Data records
"""
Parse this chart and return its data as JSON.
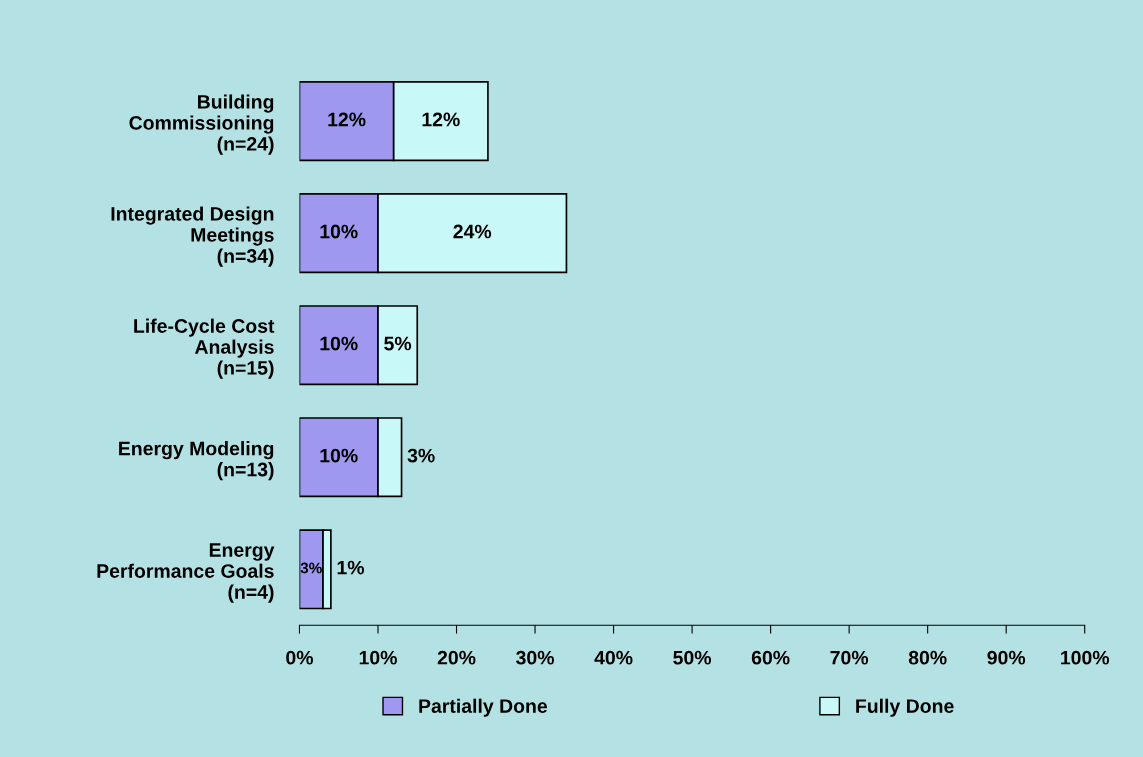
{
  "chart_data": {
    "type": "bar",
    "orientation": "horizontal",
    "stacked": true,
    "categories": [
      "Building\nCommissioning\n(n=24)",
      "Integrated Design\nMeetings\n(n=34)",
      "Life-Cycle Cost\nAnalysis\n(n=15)",
      "Energy Modeling\n(n=13)",
      "Energy\nPerformance Goals\n(n=4)"
    ],
    "series": [
      {
        "name": "Partially Done",
        "color": "#9f98f0",
        "values": [
          12,
          10,
          10,
          10,
          3
        ],
        "value_labels": [
          "12%",
          "10%",
          "10%",
          "10%",
          "3%"
        ]
      },
      {
        "name": "Fully Done",
        "color": "#c8f8f8",
        "values": [
          12,
          24,
          5,
          3,
          1
        ],
        "value_labels": [
          "12%",
          "24%",
          "5%",
          "3%",
          "1%"
        ]
      }
    ],
    "xlim": [
      0,
      100
    ],
    "xticks": [
      {
        "value": 0,
        "label": "0%"
      },
      {
        "value": 10,
        "label": "10%"
      },
      {
        "value": 20,
        "label": "20%"
      },
      {
        "value": 30,
        "label": "30%"
      },
      {
        "value": 40,
        "label": "40%"
      },
      {
        "value": 50,
        "label": "50%"
      },
      {
        "value": 60,
        "label": "60%"
      },
      {
        "value": 70,
        "label": "70%"
      },
      {
        "value": 80,
        "label": "80%"
      },
      {
        "value": 90,
        "label": "90%"
      },
      {
        "value": 100,
        "label": "100%"
      }
    ],
    "legend": "bottom",
    "grid": false
  }
}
"""
State how many lines of the listing include "Energy", and nothing more.

2